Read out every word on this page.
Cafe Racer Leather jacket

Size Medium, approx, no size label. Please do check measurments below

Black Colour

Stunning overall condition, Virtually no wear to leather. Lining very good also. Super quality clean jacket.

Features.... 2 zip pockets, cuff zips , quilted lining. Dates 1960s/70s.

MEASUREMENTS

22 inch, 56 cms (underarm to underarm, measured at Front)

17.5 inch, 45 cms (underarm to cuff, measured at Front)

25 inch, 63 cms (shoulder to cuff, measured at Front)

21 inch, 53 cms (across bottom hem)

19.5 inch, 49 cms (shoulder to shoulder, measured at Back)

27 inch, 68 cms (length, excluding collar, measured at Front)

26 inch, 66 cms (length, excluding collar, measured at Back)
------------------------------------
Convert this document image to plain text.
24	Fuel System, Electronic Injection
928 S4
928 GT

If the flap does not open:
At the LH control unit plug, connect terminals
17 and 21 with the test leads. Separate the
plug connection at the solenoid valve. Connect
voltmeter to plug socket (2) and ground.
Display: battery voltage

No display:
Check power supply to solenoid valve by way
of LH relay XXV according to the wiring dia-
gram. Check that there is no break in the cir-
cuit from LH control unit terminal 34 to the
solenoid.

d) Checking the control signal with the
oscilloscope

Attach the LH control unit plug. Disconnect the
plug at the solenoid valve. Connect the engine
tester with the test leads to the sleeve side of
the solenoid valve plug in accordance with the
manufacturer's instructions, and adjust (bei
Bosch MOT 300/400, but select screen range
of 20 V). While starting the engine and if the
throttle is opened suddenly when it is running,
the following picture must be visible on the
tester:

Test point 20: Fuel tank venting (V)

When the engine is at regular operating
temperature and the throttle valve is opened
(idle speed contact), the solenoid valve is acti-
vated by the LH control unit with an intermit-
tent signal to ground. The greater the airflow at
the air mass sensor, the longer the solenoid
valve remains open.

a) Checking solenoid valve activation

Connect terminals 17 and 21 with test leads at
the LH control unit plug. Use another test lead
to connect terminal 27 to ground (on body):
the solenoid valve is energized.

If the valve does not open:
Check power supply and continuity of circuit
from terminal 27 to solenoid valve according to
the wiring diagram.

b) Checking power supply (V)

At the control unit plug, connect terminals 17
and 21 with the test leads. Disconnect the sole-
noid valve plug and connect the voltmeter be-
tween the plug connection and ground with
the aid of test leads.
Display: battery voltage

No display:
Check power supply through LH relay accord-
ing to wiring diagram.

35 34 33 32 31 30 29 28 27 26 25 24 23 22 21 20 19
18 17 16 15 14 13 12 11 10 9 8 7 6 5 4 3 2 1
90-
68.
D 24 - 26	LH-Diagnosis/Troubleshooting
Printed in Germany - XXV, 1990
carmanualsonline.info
------------------------------------
- Given task:
Look through the listing and extract every line with "terminals" in it.

- Solved problem:
At the LH control unit plug, connect terminals
Connect terminals 17 and 21 with test leads at
At the control unit plug, connect terminals 17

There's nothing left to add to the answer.